◆ Directions:
Pick out each line with the word "color" from the material that follows.

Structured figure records
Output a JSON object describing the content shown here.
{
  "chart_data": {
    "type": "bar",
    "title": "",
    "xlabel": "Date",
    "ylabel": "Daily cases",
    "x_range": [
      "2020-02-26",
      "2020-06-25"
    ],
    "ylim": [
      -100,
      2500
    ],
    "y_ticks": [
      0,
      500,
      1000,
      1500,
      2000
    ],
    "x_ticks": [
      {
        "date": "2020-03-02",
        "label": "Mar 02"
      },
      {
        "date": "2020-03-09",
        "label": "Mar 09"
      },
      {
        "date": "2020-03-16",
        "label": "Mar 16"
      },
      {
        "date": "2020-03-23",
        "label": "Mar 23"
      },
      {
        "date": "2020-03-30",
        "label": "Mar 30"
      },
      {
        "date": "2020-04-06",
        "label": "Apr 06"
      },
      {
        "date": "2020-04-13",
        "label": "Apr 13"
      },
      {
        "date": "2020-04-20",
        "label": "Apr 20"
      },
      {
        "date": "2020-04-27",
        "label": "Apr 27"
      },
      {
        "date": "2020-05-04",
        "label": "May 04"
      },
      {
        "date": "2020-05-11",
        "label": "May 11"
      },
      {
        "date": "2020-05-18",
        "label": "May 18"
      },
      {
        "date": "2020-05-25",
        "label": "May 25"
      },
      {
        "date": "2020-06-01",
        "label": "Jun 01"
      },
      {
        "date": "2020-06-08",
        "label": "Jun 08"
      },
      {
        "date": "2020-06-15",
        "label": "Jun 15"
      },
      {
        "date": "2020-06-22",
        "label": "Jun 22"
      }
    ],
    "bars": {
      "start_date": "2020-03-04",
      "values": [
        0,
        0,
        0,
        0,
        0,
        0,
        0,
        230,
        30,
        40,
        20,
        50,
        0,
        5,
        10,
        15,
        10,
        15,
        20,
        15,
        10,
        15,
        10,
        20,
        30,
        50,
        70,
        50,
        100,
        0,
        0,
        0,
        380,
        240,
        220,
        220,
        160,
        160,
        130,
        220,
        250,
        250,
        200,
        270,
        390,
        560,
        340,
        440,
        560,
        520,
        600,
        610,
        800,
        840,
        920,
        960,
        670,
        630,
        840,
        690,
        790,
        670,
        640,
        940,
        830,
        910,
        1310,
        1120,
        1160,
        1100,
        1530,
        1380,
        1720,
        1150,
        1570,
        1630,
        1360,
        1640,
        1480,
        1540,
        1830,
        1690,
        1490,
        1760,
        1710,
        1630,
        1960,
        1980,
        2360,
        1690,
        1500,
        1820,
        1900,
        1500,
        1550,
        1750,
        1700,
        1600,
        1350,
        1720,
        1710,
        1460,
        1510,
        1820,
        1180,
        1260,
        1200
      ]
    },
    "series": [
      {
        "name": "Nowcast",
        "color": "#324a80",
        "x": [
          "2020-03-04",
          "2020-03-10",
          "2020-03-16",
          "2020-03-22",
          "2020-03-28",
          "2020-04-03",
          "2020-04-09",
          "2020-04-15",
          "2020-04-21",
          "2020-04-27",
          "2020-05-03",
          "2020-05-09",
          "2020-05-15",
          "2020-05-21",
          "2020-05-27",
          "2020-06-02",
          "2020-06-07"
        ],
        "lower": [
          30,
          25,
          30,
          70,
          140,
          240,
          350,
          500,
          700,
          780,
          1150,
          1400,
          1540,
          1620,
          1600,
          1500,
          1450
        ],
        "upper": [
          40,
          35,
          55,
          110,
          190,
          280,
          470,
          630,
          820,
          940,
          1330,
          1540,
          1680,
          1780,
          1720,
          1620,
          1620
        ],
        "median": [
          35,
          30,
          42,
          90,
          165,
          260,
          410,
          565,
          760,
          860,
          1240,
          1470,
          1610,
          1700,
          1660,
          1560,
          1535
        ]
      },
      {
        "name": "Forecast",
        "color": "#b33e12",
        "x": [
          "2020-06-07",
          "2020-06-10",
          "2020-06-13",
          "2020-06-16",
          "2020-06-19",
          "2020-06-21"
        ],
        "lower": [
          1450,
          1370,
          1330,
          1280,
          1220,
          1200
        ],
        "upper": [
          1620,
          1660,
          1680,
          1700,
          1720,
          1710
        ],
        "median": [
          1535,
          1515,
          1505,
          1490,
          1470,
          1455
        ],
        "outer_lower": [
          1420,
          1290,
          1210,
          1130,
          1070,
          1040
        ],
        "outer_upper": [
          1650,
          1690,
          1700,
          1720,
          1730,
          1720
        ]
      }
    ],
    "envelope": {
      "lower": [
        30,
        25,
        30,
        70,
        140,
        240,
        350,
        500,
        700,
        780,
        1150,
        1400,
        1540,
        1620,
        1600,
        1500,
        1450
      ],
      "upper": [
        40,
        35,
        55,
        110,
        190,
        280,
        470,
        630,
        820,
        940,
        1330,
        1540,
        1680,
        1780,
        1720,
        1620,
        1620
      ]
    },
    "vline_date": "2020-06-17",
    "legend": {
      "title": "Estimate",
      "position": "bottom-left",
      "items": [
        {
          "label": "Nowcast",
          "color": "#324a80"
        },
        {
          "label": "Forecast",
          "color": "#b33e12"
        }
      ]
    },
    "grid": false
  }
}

◆ Solution to the problem:
        "color": "#324a80",
        "color": "#b33e12",
          "color": "#324a80"
          "color": "#b33e12"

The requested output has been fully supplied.